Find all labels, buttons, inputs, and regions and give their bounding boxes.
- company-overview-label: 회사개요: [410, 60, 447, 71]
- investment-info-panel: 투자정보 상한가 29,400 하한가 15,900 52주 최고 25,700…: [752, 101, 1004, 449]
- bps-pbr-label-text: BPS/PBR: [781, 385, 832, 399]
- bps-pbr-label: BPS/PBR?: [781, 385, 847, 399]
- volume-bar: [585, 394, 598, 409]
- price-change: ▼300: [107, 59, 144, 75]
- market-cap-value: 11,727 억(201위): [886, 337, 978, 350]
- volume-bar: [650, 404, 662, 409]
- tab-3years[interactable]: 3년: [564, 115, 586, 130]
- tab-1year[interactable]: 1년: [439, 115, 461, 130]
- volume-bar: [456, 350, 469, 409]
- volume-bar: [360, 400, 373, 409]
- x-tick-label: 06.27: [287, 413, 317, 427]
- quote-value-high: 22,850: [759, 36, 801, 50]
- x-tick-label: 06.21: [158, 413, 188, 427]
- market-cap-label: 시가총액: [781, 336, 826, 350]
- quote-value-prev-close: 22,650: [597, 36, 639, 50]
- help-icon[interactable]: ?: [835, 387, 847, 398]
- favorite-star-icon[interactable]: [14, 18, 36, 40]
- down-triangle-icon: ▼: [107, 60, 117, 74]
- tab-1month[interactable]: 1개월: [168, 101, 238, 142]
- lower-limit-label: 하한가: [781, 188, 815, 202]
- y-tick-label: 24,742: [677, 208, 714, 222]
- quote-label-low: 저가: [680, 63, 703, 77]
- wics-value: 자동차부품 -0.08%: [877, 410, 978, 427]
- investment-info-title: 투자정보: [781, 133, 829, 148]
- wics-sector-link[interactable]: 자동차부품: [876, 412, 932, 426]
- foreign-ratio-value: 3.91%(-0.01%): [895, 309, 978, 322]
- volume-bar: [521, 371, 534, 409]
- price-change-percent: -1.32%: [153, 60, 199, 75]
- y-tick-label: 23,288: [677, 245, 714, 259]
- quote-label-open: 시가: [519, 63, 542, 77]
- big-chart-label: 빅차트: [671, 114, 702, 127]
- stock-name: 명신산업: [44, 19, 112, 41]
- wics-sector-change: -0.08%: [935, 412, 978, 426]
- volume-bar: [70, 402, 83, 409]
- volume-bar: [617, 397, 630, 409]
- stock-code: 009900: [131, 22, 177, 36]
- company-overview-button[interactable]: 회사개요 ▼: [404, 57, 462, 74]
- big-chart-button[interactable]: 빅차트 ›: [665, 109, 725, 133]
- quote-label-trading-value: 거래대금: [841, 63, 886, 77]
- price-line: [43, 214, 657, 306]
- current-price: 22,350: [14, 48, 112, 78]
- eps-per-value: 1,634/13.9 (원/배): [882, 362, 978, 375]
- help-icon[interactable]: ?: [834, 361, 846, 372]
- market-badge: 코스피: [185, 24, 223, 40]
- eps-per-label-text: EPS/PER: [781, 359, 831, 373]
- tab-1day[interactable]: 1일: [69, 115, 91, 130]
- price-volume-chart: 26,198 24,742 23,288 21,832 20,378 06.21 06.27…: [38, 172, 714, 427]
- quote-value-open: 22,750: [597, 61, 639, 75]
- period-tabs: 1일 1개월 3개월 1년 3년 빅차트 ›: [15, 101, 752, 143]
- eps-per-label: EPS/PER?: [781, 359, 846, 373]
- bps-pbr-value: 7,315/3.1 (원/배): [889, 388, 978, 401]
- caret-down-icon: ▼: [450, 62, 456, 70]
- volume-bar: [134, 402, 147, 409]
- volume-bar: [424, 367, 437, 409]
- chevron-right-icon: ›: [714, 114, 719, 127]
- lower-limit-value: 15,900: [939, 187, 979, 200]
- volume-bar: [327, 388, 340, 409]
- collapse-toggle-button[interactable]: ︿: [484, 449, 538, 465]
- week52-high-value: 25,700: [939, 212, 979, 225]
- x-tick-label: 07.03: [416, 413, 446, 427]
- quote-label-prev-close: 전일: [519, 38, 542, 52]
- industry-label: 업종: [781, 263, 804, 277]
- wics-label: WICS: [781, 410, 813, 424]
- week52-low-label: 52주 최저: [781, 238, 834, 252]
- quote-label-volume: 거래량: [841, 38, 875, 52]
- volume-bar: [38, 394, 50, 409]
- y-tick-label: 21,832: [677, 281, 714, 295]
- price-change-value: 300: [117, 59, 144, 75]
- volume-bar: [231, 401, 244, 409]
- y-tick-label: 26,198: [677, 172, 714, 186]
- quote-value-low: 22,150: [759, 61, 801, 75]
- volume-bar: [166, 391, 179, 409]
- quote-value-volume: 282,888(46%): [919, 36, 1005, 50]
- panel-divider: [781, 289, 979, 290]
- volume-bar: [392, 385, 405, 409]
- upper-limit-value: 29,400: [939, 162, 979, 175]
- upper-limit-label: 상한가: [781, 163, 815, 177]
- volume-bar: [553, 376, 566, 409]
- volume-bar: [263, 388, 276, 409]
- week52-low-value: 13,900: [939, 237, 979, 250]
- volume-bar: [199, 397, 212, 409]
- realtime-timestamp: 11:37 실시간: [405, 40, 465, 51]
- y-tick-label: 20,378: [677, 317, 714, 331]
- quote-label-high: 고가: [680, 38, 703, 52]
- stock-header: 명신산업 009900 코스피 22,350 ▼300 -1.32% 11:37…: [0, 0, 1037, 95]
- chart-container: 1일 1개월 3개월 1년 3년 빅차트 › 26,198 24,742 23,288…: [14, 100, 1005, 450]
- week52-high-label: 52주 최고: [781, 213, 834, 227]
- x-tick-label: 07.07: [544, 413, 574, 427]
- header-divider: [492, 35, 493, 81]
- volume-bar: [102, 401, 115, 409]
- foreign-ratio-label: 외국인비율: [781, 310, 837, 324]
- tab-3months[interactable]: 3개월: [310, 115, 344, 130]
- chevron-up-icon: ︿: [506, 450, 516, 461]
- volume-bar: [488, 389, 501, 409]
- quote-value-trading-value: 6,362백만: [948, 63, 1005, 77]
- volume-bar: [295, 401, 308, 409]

What needs to be done
Reproduce the data word for word, from its first line through the line containing "- quote-value-prev-close: 22,650: [597, 36, 639, 50]", both included.

Response
Find all labels, buttons, inputs, and regions and give their bounding boxes.
- company-overview-label: 회사개요: [410, 60, 447, 71]
- investment-info-panel: 투자정보 상한가 29,400 하한가 15,900 52주 최고 25,700…: [752, 101, 1004, 449]
- bps-pbr-label-text: BPS/PBR: [781, 385, 832, 399]
- bps-pbr-label: BPS/PBR?: [781, 385, 847, 399]
- volume-bar: [585, 394, 598, 409]
- price-change: ▼300: [107, 59, 144, 75]
- market-cap-value: 11,727 억(201위): [886, 337, 978, 350]
- volume-bar: [650, 404, 662, 409]
- tab-3years[interactable]: 3년: [564, 115, 586, 130]
- tab-1year[interactable]: 1년: [439, 115, 461, 130]
- volume-bar: [456, 350, 469, 409]
- volume-bar: [360, 400, 373, 409]
- x-tick-label: 06.27: [287, 413, 317, 427]
- quote-value-high: 22,850: [759, 36, 801, 50]
- x-tick-label: 06.21: [158, 413, 188, 427]
- market-cap-label: 시가총액: [781, 336, 826, 350]
- quote-value-prev-close: 22,650: [597, 36, 639, 50]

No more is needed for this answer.